» EXERCISE DETAILS:
Return all lines with the word "name" in them.

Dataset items
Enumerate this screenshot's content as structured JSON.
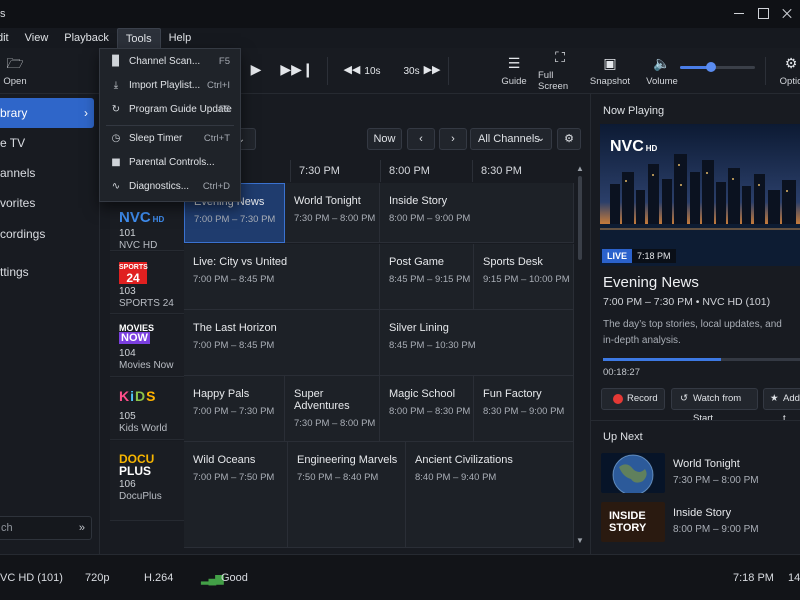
{
  "window": {
    "title": "s"
  },
  "menu": {
    "items": [
      "dit",
      "View",
      "Playback",
      "Tools",
      "Help"
    ]
  },
  "tools_menu": {
    "items": [
      {
        "icon": "signal-icon",
        "label": "Channel Scan...",
        "shortcut": "F5"
      },
      {
        "icon": "download-icon",
        "label": "Import Playlist...",
        "shortcut": "Ctrl+I"
      },
      {
        "icon": "refresh-icon",
        "label": "Program Guide Update",
        "shortcut": "F5"
      },
      {
        "icon": "clock-icon",
        "label": "Sleep Timer",
        "shortcut": "Ctrl+T"
      },
      {
        "icon": "lock-icon",
        "label": "Parental Controls...",
        "shortcut": ""
      },
      {
        "icon": "pulse-icon",
        "label": "Diagnostics...",
        "shortcut": "Ctrl+D"
      }
    ]
  },
  "toolbar": {
    "open": "Open",
    "rewind": "10s",
    "forward": "30s",
    "guide": "Guide",
    "fullscreen": "Full Screen",
    "snapshot": "Snapshot",
    "volume": "Volume",
    "options": "Optio",
    "volume_level": 0.42
  },
  "sidebar": {
    "items": [
      "brary",
      "e TV",
      "annels",
      "vorites",
      "cordings",
      "ttings"
    ],
    "search_placeholder": "ch"
  },
  "guide": {
    "now_label": "Now",
    "channel_filter": "All Channels",
    "time_headers": [
      "7:30 PM",
      "8:00 PM",
      "8:30 PM"
    ],
    "channels": [
      {
        "number": "101",
        "name": "NVC HD",
        "logo": "NVC"
      },
      {
        "number": "103",
        "name": "SPORTS 24",
        "logo": "SPORTS 24"
      },
      {
        "number": "104",
        "name": "Movies Now",
        "logo": "MOVIES NOW"
      },
      {
        "number": "105",
        "name": "Kids World",
        "logo": "KIDS"
      },
      {
        "number": "106",
        "name": "DocuPlus",
        "logo": "DOCU PLUS"
      }
    ],
    "programs": [
      {
        "title": "Evening News",
        "time": "7:00 PM – 7:30 PM"
      },
      {
        "title": "World Tonight",
        "time": "7:30 PM – 8:00 PM"
      },
      {
        "title": "Inside Story",
        "time": "8:00 PM – 9:00 PM"
      },
      {
        "title": "Live: City vs United",
        "time": "7:00 PM – 8:45 PM"
      },
      {
        "title": "Post Game",
        "time": "8:45 PM – 9:15 PM"
      },
      {
        "title": "Sports Desk",
        "time": "9:15 PM – 10:00 PM"
      },
      {
        "title": "The Last Horizon",
        "time": "7:00 PM – 8:45 PM"
      },
      {
        "title": "Silver Lining",
        "time": "8:45 PM – 10:30 PM"
      },
      {
        "title": "Happy Pals",
        "time": "7:00 PM – 7:30 PM"
      },
      {
        "title": "Super Adventures",
        "time": "7:30 PM – 8:00 PM"
      },
      {
        "title": "Magic School",
        "time": "8:00 PM – 8:30 PM"
      },
      {
        "title": "Fun Factory",
        "time": "8:30 PM – 9:00 PM"
      },
      {
        "title": "Wild Oceans",
        "time": "7:00 PM – 7:50 PM"
      },
      {
        "title": "Engineering Marvels",
        "time": "7:50 PM – 8:40 PM"
      },
      {
        "title": "Ancient Civilizations",
        "time": "8:40 PM – 9:40 PM"
      }
    ]
  },
  "now_playing": {
    "section_title": "Now Playing",
    "channel_logo": "NVC",
    "channel_logo_suffix": "HD",
    "live": "LIVE",
    "live_time": "7:18 PM",
    "title": "Evening News",
    "meta": "7:00 PM – 7:30 PM  •  NVC HD (101)",
    "description": "The day’s top stories, local updates, and in-depth analysis.",
    "elapsed": "00:18:27",
    "progress": 0.6,
    "record": "Record",
    "watch_from_start": "Watch from Start",
    "add": "Add t"
  },
  "up_next": {
    "section_title": "Up Next",
    "items": [
      {
        "title": "World Tonight",
        "time": "7:30 PM – 8:00 PM",
        "thumb": ""
      },
      {
        "title": "Inside Story",
        "time": "8:00 PM – 9:00 PM",
        "thumb": "INSIDE STORY"
      }
    ]
  },
  "status": {
    "channel": "VC HD (101)",
    "resolution": "720p",
    "codec": "H.264",
    "signal": "Good",
    "time": "7:18 PM",
    "extra": "14"
  },
  "colors": {
    "accent": "#2f66c9",
    "live": "#2b62cc",
    "record": "#e53935",
    "signal": "#43a047"
  }
}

» EXERCISE RESPONSE:
        "name": "NVC HD",
        "name": "SPORTS 24",
        "name": "Movies Now",
        "name": "Kids World",
        "name": "DocuPlus",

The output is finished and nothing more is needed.